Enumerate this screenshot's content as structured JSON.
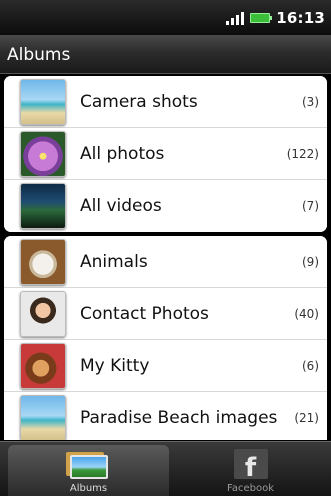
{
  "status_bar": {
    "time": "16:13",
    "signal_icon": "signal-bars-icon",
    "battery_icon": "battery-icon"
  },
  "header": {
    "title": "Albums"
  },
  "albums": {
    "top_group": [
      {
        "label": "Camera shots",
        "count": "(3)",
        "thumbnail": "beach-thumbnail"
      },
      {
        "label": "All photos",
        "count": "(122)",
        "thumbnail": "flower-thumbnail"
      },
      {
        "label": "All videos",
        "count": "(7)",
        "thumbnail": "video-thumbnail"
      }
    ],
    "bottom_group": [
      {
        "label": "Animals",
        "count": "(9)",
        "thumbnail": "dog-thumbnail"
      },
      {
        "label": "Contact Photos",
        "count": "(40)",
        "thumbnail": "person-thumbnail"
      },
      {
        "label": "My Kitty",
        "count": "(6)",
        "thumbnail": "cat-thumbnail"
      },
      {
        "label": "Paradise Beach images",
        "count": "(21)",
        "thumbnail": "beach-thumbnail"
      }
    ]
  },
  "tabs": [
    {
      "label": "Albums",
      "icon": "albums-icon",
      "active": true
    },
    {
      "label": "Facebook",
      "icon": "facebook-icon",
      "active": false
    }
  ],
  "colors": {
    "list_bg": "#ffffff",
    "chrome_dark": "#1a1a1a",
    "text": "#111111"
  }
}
++++++
### Directions for this task
Print the full listing exactly, dropping the pictures.

### The solution
Enumerate this screenshot's content as structured JSON.
{
  "status_bar": {
    "time": "16:13",
    "signal_icon": "signal-bars-icon",
    "battery_icon": "battery-icon"
  },
  "header": {
    "title": "Albums"
  },
  "albums": {
    "top_group": [
      {
        "label": "Camera shots",
        "count": "(3)",
        "thumbnail": "beach-thumbnail"
      },
      {
        "label": "All photos",
        "count": "(122)",
        "thumbnail": "flower-thumbnail"
      },
      {
        "label": "All videos",
        "count": "(7)",
        "thumbnail": "video-thumbnail"
      }
    ],
    "bottom_group": [
      {
        "label": "Animals",
        "count": "(9)",
        "thumbnail": "dog-thumbnail"
      },
      {
        "label": "Contact Photos",
        "count": "(40)",
        "thumbnail": "person-thumbnail"
      },
      {
        "label": "My Kitty",
        "count": "(6)",
        "thumbnail": "cat-thumbnail"
      },
      {
        "label": "Paradise Beach images",
        "count": "(21)",
        "thumbnail": "beach-thumbnail"
      }
    ]
  },
  "tabs": [
    {
      "label": "Albums",
      "icon": "albums-icon",
      "active": true
    },
    {
      "label": "Facebook",
      "icon": "facebook-icon",
      "active": false
    }
  ],
  "colors": {
    "list_bg": "#ffffff",
    "chrome_dark": "#1a1a1a",
    "text": "#111111"
  }
}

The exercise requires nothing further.